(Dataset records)
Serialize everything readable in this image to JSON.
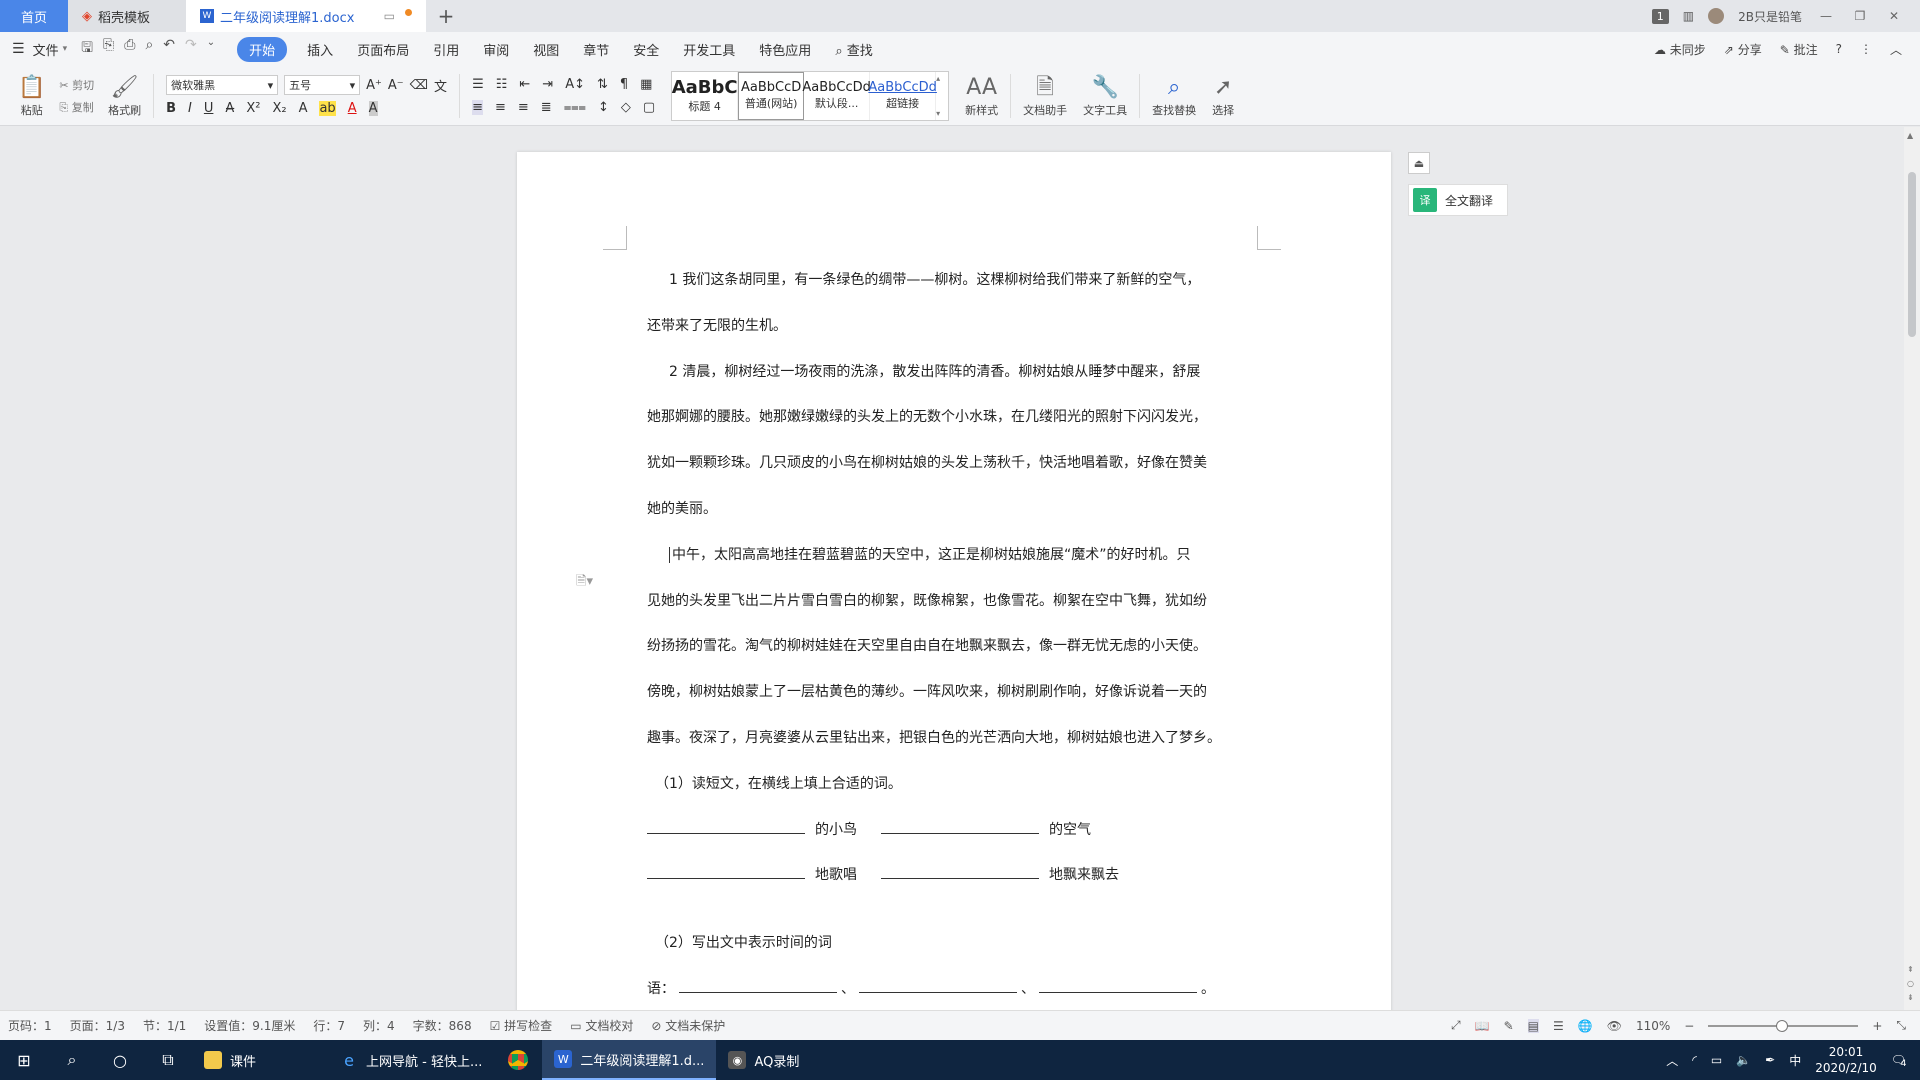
{
  "tabs": {
    "home": "首页",
    "daoke": "稻壳模板",
    "doc": "二年级阅读理解1.docx",
    "add": "+"
  },
  "titlebar_right": {
    "badge": "1",
    "user": "2B只是铅笔"
  },
  "menu": {
    "file": "文件",
    "items": [
      "开始",
      "插入",
      "页面布局",
      "引用",
      "审阅",
      "视图",
      "章节",
      "安全",
      "开发工具",
      "特色应用"
    ],
    "search": "查找",
    "sync": "未同步",
    "share": "分享",
    "comment": "批注"
  },
  "ribbon": {
    "paste": "粘贴",
    "cut": "剪切",
    "copy": "复制",
    "format_painter": "格式刷",
    "font_name": "微软雅黑",
    "font_size": "五号",
    "styles": [
      {
        "sample": "AaBbC",
        "name": "标题 4"
      },
      {
        "sample": "AaBbCcD",
        "name": "普通(网站)"
      },
      {
        "sample": "AaBbCcDd",
        "name": "默认段..."
      },
      {
        "sample": "AaBbCcDd",
        "name": "超链接"
      }
    ],
    "new_style": "新样式",
    "doc_helper": "文档助手",
    "text_tools": "文字工具",
    "find_replace": "查找替换",
    "select": "选择"
  },
  "document": {
    "p1_line1": "1 我们这条胡同里，有一条绿色的绸带——柳树。这棵柳树给我们带来了新鲜的空气，",
    "p1_line2": "还带来了无限的生机。",
    "p2_line1": "2 清晨，柳树经过一场夜雨的洗涤，散发出阵阵的清香。柳树姑娘从睡梦中醒来，舒展",
    "p2_line2": "她那婀娜的腰肢。她那嫩绿嫩绿的头发上的无数个小水珠，在几缕阳光的照射下闪闪发光，",
    "p2_line3": "犹如一颗颗珍珠。几只顽皮的小鸟在柳树姑娘的头发上荡秋千，快活地唱着歌，好像在赞美",
    "p2_line4": "她的美丽。",
    "p3_line1": "中午，太阳高高地挂在碧蓝碧蓝的天空中，这正是柳树姑娘施展“魔术”的好时机。只",
    "p3_line2": "见她的头发里飞出二片片雪白雪白的柳絮，既像棉絮，也像雪花。柳絮在空中飞舞，犹如纷",
    "p3_line3": "纷扬扬的雪花。淘气的柳树娃娃在天空里自由自在地飘来飘去，像一群无忧无虑的小天使。",
    "p3_line4": "傍晚，柳树姑娘蒙上了一层枯黄色的薄纱。一阵风吹来，柳树刷刷作响，好像诉说着一天的",
    "p3_line5": "趣事。夜深了，月亮婆婆从云里钻出来，把银白色的光芒洒向大地，柳树姑娘也进入了梦乡。",
    "q1": "（1）读短文，在横线上填上合适的词。",
    "q1_a": "的小鸟",
    "q1_b": "的空气",
    "q1_c": "地歌唱",
    "q1_d": "地飘来飘去",
    "q2": "（2）写出文中表示时间的词",
    "q2_prefix": "语：",
    "q2_sep1": "、",
    "q2_sep2": "、",
    "q2_end": "。"
  },
  "side": {
    "translate": "全文翻译",
    "translate_icon_text": "译"
  },
  "status": {
    "page_code": "页码：1",
    "page": "页面：1/3",
    "section": "节：1/1",
    "setting": "设置值：9.1厘米",
    "row": "行：7",
    "col": "列：4",
    "words": "字数：868",
    "spell": "拼写检查",
    "proof": "文档校对",
    "protect": "文档未保护",
    "zoom": "110%"
  },
  "taskbar": {
    "folder": "课件",
    "browser": "上网导航 - 轻快上...",
    "wps": "二年级阅读理解1.d...",
    "aq": "AQ录制",
    "ime": "中",
    "time": "20:01",
    "date": "2020/2/10",
    "notif": "4"
  },
  "colors": {
    "accent": "#4a86e8",
    "translate_green": "#29b67a",
    "taskbar": "#0f2540"
  }
}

» Set problem
Find every line in the records that has the string "sample", then state how many there are and nothing else.

» Full solution
4